### Problem
Transcribe the lines exactly, beginning with the one that contains "Transcribe the text in this document." and ending with the final line of the records. Do not transcribe pictures.

•••••

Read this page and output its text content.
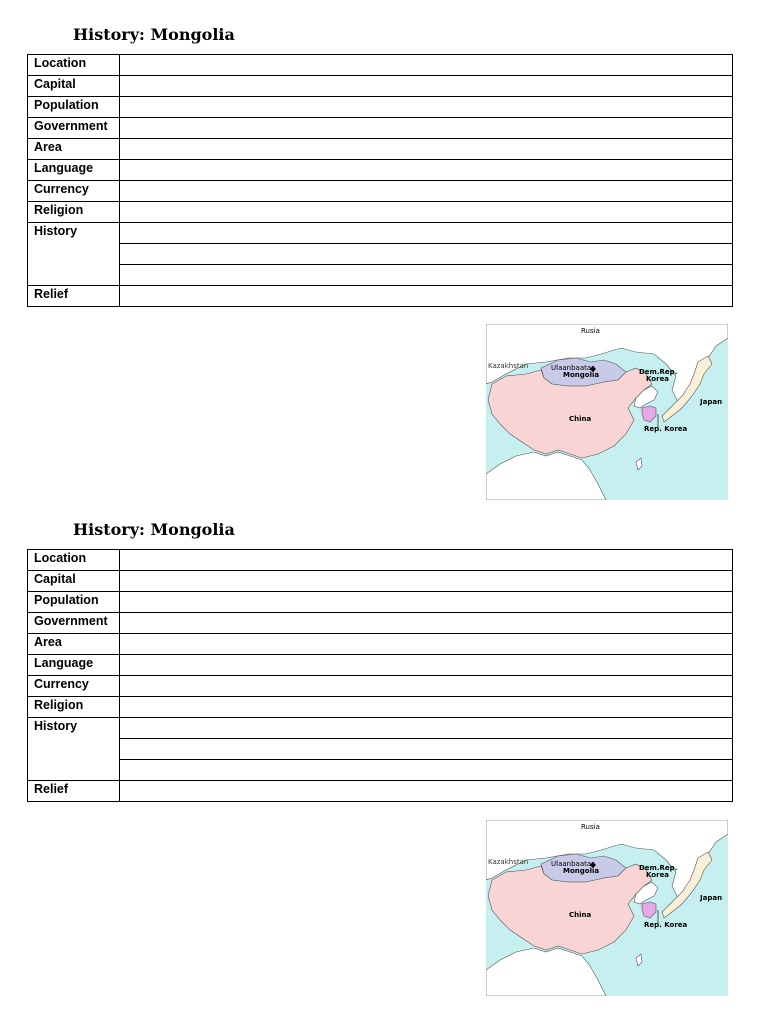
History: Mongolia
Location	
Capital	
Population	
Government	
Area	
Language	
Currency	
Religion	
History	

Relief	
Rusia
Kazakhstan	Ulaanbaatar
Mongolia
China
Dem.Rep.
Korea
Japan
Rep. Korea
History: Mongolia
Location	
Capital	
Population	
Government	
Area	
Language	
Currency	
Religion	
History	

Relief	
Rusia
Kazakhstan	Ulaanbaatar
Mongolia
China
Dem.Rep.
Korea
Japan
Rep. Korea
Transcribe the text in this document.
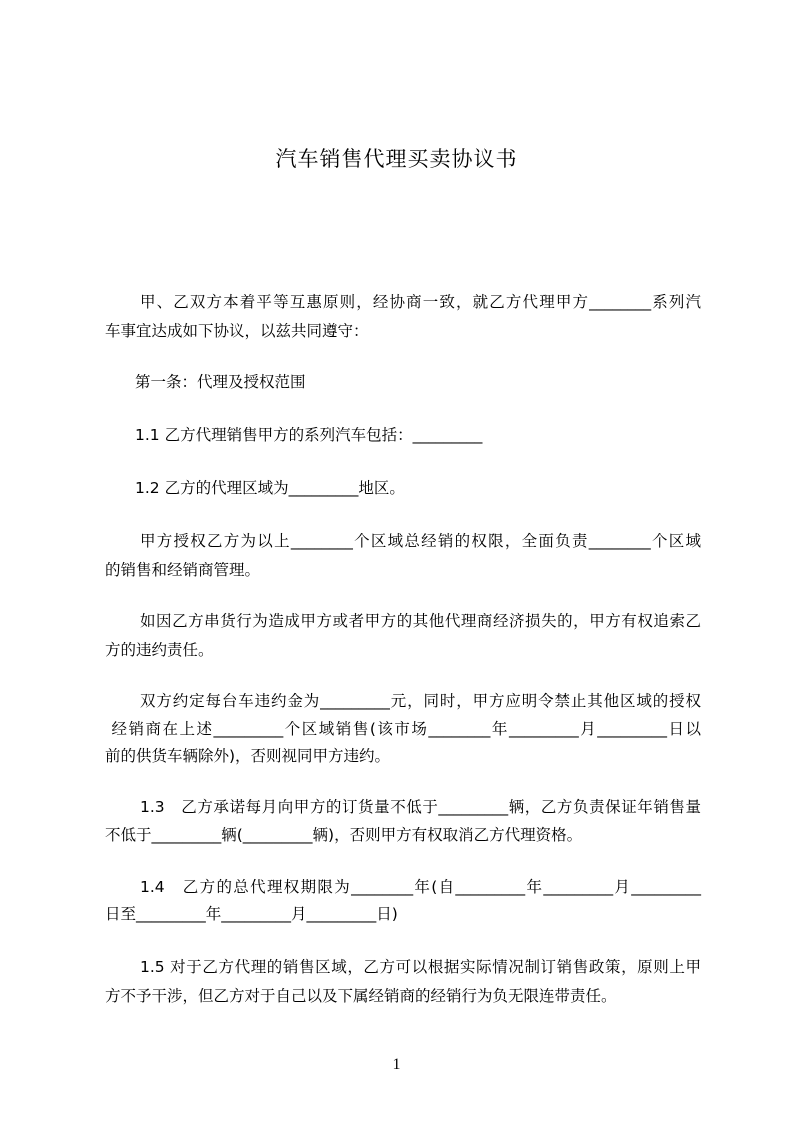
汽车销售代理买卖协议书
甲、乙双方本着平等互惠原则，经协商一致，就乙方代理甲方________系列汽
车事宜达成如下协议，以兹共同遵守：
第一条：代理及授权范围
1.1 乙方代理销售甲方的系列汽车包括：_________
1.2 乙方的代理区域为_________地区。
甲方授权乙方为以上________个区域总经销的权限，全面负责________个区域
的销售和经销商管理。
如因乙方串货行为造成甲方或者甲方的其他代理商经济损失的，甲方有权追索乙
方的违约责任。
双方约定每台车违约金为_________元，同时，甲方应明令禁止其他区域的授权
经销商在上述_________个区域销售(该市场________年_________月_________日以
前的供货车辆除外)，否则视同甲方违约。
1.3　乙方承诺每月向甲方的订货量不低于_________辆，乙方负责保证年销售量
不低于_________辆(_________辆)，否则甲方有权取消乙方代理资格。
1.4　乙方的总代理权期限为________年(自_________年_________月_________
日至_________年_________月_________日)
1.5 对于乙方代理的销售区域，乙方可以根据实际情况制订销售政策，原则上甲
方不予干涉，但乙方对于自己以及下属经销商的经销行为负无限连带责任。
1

•••••

### Task result
Transcribe the text in this document.
汽车销售代理买卖协议书
甲、乙双方本着平等互惠原则，经协商一致，就乙方代理甲方________系列汽
车事宜达成如下协议，以兹共同遵守：
第一条：代理及授权范围
1.1 乙方代理销售甲方的系列汽车包括：_________
1.2 乙方的代理区域为_________地区。
甲方授权乙方为以上________个区域总经销的权限，全面负责________个区域
的销售和经销商管理。
如因乙方串货行为造成甲方或者甲方的其他代理商经济损失的，甲方有权追索乙
方的违约责任。
双方约定每台车违约金为_________元，同时，甲方应明令禁止其他区域的授权
经销商在上述_________个区域销售(该市场________年_________月_________日以
前的供货车辆除外)，否则视同甲方违约。
1.3　乙方承诺每月向甲方的订货量不低于_________辆，乙方负责保证年销售量
不低于_________辆(_________辆)，否则甲方有权取消乙方代理资格。
1.4　乙方的总代理权期限为________年(自_________年_________月_________
日至_________年_________月_________日)
1.5 对于乙方代理的销售区域，乙方可以根据实际情况制订销售政策，原则上甲
方不予干涉，但乙方对于自己以及下属经销商的经销行为负无限连带责任。
1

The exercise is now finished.